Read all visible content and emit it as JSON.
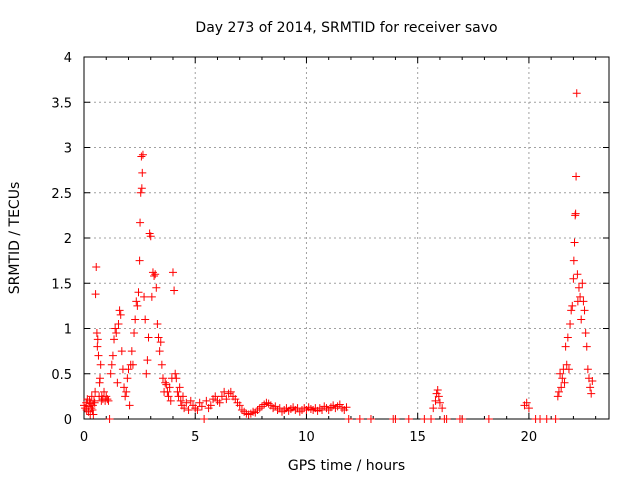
{
  "chart_data": {
    "type": "scatter",
    "title": "Day 273 of 2014, SRMTID for receiver savo",
    "xlabel": "GPS time / hours",
    "ylabel": "SRMTID / TECUs",
    "xlim": [
      0,
      23.6
    ],
    "ylim": [
      0,
      4
    ],
    "xticks": [
      0,
      5,
      10,
      15,
      20
    ],
    "yticks": [
      0,
      0.5,
      1,
      1.5,
      2,
      2.5,
      3,
      3.5,
      4
    ],
    "grid": true,
    "marker": "+",
    "series": [
      {
        "name": "SRMTID",
        "color": "#ff0000",
        "points": [
          [
            0.0,
            0.15
          ],
          [
            0.05,
            0.12
          ],
          [
            0.1,
            0.18
          ],
          [
            0.12,
            0.1
          ],
          [
            0.15,
            0.22
          ],
          [
            0.2,
            0.08
          ],
          [
            0.22,
            0.14
          ],
          [
            0.25,
            0.2
          ],
          [
            0.28,
            0.05
          ],
          [
            0.3,
            0.17
          ],
          [
            0.33,
            0.12
          ],
          [
            0.35,
            0.25
          ],
          [
            0.38,
            0.1
          ],
          [
            0.4,
            0.15
          ],
          [
            0.42,
            0.05
          ],
          [
            0.45,
            0.2
          ],
          [
            0.48,
            0.18
          ],
          [
            0.5,
            0.3
          ],
          [
            0.52,
            1.38
          ],
          [
            0.55,
            1.68
          ],
          [
            0.58,
            0.95
          ],
          [
            0.6,
            0.8
          ],
          [
            0.62,
            0.88
          ],
          [
            0.65,
            0.7
          ],
          [
            0.68,
            0.25
          ],
          [
            0.7,
            0.4
          ],
          [
            0.72,
            0.45
          ],
          [
            0.75,
            0.6
          ],
          [
            0.78,
            0.2
          ],
          [
            0.8,
            0.25
          ],
          [
            0.85,
            0.22
          ],
          [
            0.9,
            0.3
          ],
          [
            0.95,
            0.2
          ],
          [
            1.0,
            0.25
          ],
          [
            1.05,
            0.22
          ],
          [
            1.1,
            0.2
          ],
          [
            1.15,
            0.0
          ],
          [
            1.2,
            0.5
          ],
          [
            1.25,
            0.6
          ],
          [
            1.3,
            0.7
          ],
          [
            1.35,
            0.88
          ],
          [
            1.4,
            1.0
          ],
          [
            1.45,
            0.95
          ],
          [
            1.5,
            0.4
          ],
          [
            1.55,
            1.05
          ],
          [
            1.6,
            1.2
          ],
          [
            1.65,
            1.15
          ],
          [
            1.7,
            0.75
          ],
          [
            1.75,
            0.55
          ],
          [
            1.8,
            0.35
          ],
          [
            1.85,
            0.25
          ],
          [
            1.9,
            0.3
          ],
          [
            1.95,
            0.45
          ],
          [
            2.0,
            0.55
          ],
          [
            2.05,
            0.15
          ],
          [
            2.1,
            0.6
          ],
          [
            2.15,
            0.75
          ],
          [
            2.2,
            0.6
          ],
          [
            2.25,
            0.95
          ],
          [
            2.3,
            1.1
          ],
          [
            2.35,
            1.3
          ],
          [
            2.4,
            1.25
          ],
          [
            2.45,
            1.4
          ],
          [
            2.5,
            1.75
          ],
          [
            2.52,
            2.17
          ],
          [
            2.55,
            2.5
          ],
          [
            2.58,
            2.9
          ],
          [
            2.6,
            2.55
          ],
          [
            2.62,
            2.72
          ],
          [
            2.65,
            2.92
          ],
          [
            2.7,
            1.35
          ],
          [
            2.75,
            1.1
          ],
          [
            2.8,
            0.5
          ],
          [
            2.85,
            0.65
          ],
          [
            2.9,
            0.9
          ],
          [
            2.95,
            2.05
          ],
          [
            3.0,
            2.02
          ],
          [
            3.05,
            1.35
          ],
          [
            3.1,
            1.62
          ],
          [
            3.15,
            1.58
          ],
          [
            3.2,
            1.6
          ],
          [
            3.25,
            1.45
          ],
          [
            3.3,
            1.05
          ],
          [
            3.35,
            0.9
          ],
          [
            3.4,
            0.75
          ],
          [
            3.45,
            0.85
          ],
          [
            3.5,
            0.6
          ],
          [
            3.55,
            0.45
          ],
          [
            3.6,
            0.3
          ],
          [
            3.65,
            0.4
          ],
          [
            3.7,
            0.38
          ],
          [
            3.75,
            0.3
          ],
          [
            3.8,
            0.25
          ],
          [
            3.85,
            0.35
          ],
          [
            3.9,
            0.2
          ],
          [
            3.95,
            0.45
          ],
          [
            4.0,
            1.62
          ],
          [
            4.05,
            1.42
          ],
          [
            4.1,
            0.5
          ],
          [
            4.15,
            0.45
          ],
          [
            4.2,
            0.3
          ],
          [
            4.25,
            0.25
          ],
          [
            4.3,
            0.35
          ],
          [
            4.35,
            0.2
          ],
          [
            4.4,
            0.15
          ],
          [
            4.45,
            0.25
          ],
          [
            4.5,
            0.12
          ],
          [
            4.6,
            0.18
          ],
          [
            4.7,
            0.1
          ],
          [
            4.8,
            0.2
          ],
          [
            4.9,
            0.15
          ],
          [
            5.0,
            0.12
          ],
          [
            5.1,
            0.1
          ],
          [
            5.2,
            0.18
          ],
          [
            5.3,
            0.14
          ],
          [
            5.4,
            0.0
          ],
          [
            5.5,
            0.2
          ],
          [
            5.6,
            0.12
          ],
          [
            5.7,
            0.15
          ],
          [
            5.8,
            0.22
          ],
          [
            5.9,
            0.25
          ],
          [
            6.0,
            0.2
          ],
          [
            6.1,
            0.18
          ],
          [
            6.2,
            0.25
          ],
          [
            6.3,
            0.3
          ],
          [
            6.4,
            0.22
          ],
          [
            6.5,
            0.28
          ],
          [
            6.6,
            0.3
          ],
          [
            6.7,
            0.25
          ],
          [
            6.8,
            0.22
          ],
          [
            6.9,
            0.18
          ],
          [
            7.0,
            0.15
          ],
          [
            7.1,
            0.1
          ],
          [
            7.2,
            0.08
          ],
          [
            7.3,
            0.06
          ],
          [
            7.4,
            0.05
          ],
          [
            7.5,
            0.06
          ],
          [
            7.6,
            0.08
          ],
          [
            7.7,
            0.07
          ],
          [
            7.8,
            0.1
          ],
          [
            7.9,
            0.12
          ],
          [
            8.0,
            0.14
          ],
          [
            8.1,
            0.16
          ],
          [
            8.2,
            0.18
          ],
          [
            8.3,
            0.17
          ],
          [
            8.4,
            0.15
          ],
          [
            8.5,
            0.12
          ],
          [
            8.6,
            0.14
          ],
          [
            8.7,
            0.1
          ],
          [
            8.8,
            0.12
          ],
          [
            8.9,
            0.08
          ],
          [
            9.0,
            0.1
          ],
          [
            9.1,
            0.12
          ],
          [
            9.2,
            0.09
          ],
          [
            9.3,
            0.11
          ],
          [
            9.4,
            0.13
          ],
          [
            9.5,
            0.1
          ],
          [
            9.6,
            0.12
          ],
          [
            9.7,
            0.08
          ],
          [
            9.8,
            0.1
          ],
          [
            9.9,
            0.12
          ],
          [
            10.0,
            0.1
          ],
          [
            10.1,
            0.13
          ],
          [
            10.2,
            0.11
          ],
          [
            10.3,
            0.1
          ],
          [
            10.4,
            0.12
          ],
          [
            10.5,
            0.09
          ],
          [
            10.6,
            0.12
          ],
          [
            10.7,
            0.1
          ],
          [
            10.8,
            0.14
          ],
          [
            10.9,
            0.12
          ],
          [
            11.0,
            0.1
          ],
          [
            11.1,
            0.13
          ],
          [
            11.2,
            0.15
          ],
          [
            11.3,
            0.12
          ],
          [
            11.4,
            0.14
          ],
          [
            11.5,
            0.16
          ],
          [
            11.6,
            0.12
          ],
          [
            11.7,
            0.1
          ],
          [
            11.8,
            0.13
          ],
          [
            11.9,
            0.0
          ],
          [
            12.4,
            0.0
          ],
          [
            12.9,
            0.0
          ],
          [
            13.9,
            0.0
          ],
          [
            14.0,
            0.0
          ],
          [
            14.6,
            0.0
          ],
          [
            15.3,
            0.0
          ],
          [
            15.6,
            0.0
          ],
          [
            15.7,
            0.12
          ],
          [
            15.8,
            0.2
          ],
          [
            15.85,
            0.28
          ],
          [
            15.9,
            0.32
          ],
          [
            15.95,
            0.25
          ],
          [
            16.0,
            0.18
          ],
          [
            16.1,
            0.12
          ],
          [
            16.2,
            0.0
          ],
          [
            16.3,
            0.0
          ],
          [
            16.9,
            0.0
          ],
          [
            17.0,
            0.0
          ],
          [
            18.2,
            0.0
          ],
          [
            19.8,
            0.15
          ],
          [
            19.9,
            0.18
          ],
          [
            20.0,
            0.12
          ],
          [
            20.3,
            0.0
          ],
          [
            20.5,
            0.0
          ],
          [
            20.8,
            0.0
          ],
          [
            21.2,
            0.0
          ],
          [
            21.3,
            0.25
          ],
          [
            21.35,
            0.3
          ],
          [
            21.4,
            0.5
          ],
          [
            21.45,
            0.35
          ],
          [
            21.5,
            0.45
          ],
          [
            21.55,
            0.55
          ],
          [
            21.6,
            0.4
          ],
          [
            21.65,
            0.8
          ],
          [
            21.7,
            0.6
          ],
          [
            21.75,
            0.9
          ],
          [
            21.8,
            0.55
          ],
          [
            21.85,
            1.05
          ],
          [
            21.9,
            1.2
          ],
          [
            21.95,
            1.25
          ],
          [
            22.0,
            1.55
          ],
          [
            22.02,
            1.75
          ],
          [
            22.05,
            1.95
          ],
          [
            22.08,
            2.25
          ],
          [
            22.1,
            2.27
          ],
          [
            22.12,
            2.68
          ],
          [
            22.15,
            3.6
          ],
          [
            22.18,
            1.6
          ],
          [
            22.2,
            1.3
          ],
          [
            22.25,
            1.45
          ],
          [
            22.3,
            1.35
          ],
          [
            22.35,
            1.1
          ],
          [
            22.4,
            1.5
          ],
          [
            22.45,
            1.3
          ],
          [
            22.5,
            1.2
          ],
          [
            22.55,
            0.95
          ],
          [
            22.6,
            0.8
          ],
          [
            22.65,
            0.55
          ],
          [
            22.7,
            0.45
          ],
          [
            22.75,
            0.35
          ],
          [
            22.8,
            0.28
          ],
          [
            22.85,
            0.42
          ]
        ]
      }
    ]
  }
}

____________

• _Task_
Using the listing above, pull out all lines that hold the word "SRMTID".

• _Response to the task_
    "title": "Day 273 of 2014, SRMTID for receiver savo",
    "ylabel": "SRMTID / TECUs",
        "name": "SRMTID",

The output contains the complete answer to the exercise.